Exercise details: Present each line of the entries below that holds the word "rätt".
begin Provided entries
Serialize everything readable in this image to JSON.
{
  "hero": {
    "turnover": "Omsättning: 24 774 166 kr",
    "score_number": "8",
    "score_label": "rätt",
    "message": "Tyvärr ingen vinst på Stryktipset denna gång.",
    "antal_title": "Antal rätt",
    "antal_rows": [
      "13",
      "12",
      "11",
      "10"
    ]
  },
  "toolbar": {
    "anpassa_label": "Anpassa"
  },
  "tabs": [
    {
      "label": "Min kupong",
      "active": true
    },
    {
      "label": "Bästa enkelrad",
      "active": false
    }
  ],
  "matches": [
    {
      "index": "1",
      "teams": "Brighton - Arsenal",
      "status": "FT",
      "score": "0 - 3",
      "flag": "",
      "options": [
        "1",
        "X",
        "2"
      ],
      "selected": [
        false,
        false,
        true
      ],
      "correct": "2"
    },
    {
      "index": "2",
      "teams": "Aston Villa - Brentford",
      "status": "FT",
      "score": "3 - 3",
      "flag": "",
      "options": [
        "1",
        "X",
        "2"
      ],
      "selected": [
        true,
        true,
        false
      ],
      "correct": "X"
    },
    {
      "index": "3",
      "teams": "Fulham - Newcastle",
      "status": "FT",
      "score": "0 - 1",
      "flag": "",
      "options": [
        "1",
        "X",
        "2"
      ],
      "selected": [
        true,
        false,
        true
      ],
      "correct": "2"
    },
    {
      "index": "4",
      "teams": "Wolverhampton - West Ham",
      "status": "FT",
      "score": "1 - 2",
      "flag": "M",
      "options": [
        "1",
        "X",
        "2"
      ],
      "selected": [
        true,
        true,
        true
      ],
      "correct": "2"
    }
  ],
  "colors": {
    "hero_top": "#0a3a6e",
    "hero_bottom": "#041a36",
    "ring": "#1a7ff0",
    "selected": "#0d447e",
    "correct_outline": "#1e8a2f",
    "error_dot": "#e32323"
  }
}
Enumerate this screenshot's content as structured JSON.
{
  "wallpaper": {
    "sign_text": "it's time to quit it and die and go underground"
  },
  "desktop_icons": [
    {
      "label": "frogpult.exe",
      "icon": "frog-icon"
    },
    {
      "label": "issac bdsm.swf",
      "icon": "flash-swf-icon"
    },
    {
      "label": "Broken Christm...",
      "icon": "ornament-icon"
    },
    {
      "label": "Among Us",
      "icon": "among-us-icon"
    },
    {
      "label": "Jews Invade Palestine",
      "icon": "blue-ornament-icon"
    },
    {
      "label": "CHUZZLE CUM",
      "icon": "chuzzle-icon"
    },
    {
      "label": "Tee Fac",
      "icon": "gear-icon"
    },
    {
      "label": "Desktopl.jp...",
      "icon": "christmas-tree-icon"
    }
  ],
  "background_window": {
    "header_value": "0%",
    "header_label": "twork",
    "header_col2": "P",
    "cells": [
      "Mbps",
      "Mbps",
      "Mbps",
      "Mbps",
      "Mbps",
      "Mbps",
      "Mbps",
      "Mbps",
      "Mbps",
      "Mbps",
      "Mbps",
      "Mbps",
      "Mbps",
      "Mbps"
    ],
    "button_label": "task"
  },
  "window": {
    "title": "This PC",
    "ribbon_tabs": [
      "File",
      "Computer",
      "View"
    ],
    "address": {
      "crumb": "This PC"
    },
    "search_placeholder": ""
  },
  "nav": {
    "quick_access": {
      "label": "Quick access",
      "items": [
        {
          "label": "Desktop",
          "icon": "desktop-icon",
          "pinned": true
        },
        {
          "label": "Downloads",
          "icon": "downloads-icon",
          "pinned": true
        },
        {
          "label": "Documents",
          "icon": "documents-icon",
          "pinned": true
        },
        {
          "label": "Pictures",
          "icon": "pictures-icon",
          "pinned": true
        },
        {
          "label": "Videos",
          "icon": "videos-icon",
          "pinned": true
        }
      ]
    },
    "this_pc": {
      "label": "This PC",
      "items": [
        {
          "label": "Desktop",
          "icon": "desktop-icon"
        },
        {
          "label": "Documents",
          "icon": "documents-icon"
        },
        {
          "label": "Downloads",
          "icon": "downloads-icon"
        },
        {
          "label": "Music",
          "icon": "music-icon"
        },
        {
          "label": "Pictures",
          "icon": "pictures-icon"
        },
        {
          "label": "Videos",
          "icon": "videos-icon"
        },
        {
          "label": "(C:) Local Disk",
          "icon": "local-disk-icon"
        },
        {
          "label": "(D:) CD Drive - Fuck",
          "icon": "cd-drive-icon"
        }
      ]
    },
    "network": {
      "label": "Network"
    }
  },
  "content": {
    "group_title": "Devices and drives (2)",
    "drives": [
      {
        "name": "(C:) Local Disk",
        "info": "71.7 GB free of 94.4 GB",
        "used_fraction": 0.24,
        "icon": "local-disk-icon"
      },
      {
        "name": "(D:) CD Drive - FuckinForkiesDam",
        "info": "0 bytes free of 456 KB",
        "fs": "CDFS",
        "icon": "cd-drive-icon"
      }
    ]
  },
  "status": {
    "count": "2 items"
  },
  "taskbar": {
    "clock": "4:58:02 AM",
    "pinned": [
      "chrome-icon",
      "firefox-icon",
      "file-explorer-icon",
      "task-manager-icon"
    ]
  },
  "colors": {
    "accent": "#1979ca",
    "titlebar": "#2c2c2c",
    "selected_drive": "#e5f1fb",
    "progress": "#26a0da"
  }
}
end Provided entries
Task answer:
    "score_label": "rätt",
    "antal_title": "Antal rätt",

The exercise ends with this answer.